◆ WHAT YOU HAVE TO DO
Find every line in the records below that holds the word "this" and copy it.

---*---

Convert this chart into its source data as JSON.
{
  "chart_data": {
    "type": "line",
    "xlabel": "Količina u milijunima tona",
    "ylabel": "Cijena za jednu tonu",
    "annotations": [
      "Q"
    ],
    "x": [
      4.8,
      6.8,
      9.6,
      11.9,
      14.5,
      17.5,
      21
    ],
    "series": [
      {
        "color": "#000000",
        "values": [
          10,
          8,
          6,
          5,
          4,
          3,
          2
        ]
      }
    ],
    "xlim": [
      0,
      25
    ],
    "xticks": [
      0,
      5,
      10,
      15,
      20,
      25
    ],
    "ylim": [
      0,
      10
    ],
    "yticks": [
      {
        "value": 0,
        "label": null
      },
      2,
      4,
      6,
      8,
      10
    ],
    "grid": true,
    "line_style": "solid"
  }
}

---*---

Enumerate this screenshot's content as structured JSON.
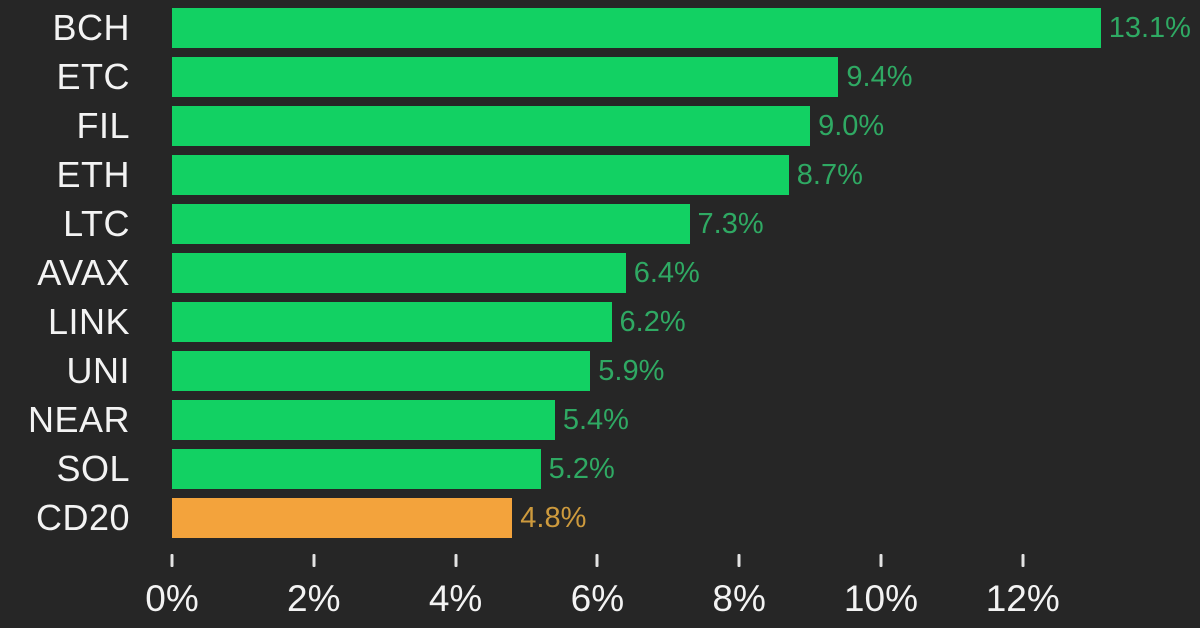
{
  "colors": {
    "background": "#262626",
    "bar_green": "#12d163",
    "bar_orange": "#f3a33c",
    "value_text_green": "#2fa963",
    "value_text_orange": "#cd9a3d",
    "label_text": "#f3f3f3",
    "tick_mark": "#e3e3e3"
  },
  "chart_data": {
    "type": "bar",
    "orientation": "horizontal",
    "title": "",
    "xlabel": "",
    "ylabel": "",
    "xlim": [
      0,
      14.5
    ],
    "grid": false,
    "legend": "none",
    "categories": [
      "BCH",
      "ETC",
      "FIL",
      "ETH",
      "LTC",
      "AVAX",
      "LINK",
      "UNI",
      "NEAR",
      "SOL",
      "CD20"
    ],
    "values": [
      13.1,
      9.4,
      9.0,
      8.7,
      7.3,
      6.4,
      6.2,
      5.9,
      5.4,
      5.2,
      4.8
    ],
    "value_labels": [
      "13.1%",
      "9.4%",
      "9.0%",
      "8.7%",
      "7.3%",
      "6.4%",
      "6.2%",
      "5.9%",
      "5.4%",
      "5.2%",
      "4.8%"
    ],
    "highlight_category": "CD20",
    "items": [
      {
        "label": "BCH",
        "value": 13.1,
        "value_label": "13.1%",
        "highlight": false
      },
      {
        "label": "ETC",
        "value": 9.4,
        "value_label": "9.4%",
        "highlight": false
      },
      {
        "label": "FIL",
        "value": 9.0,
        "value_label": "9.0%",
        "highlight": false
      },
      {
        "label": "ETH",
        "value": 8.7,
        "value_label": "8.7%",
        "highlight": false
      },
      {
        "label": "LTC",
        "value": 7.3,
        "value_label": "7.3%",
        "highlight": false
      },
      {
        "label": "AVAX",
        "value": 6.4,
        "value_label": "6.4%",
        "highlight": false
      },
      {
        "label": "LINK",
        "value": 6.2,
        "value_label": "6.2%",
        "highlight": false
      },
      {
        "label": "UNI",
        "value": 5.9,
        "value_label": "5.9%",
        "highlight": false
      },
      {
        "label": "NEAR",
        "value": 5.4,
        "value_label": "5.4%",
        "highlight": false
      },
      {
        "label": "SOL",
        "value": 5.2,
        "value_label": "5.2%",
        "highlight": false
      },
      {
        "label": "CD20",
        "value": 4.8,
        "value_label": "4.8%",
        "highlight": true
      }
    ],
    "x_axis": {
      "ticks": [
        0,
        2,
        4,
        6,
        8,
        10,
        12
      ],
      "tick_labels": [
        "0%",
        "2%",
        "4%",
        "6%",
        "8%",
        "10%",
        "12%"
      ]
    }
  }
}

---*---

◆ RESULT
Convert this chart into its source data as JSON.
Enumerate this screenshot's content as structured JSON.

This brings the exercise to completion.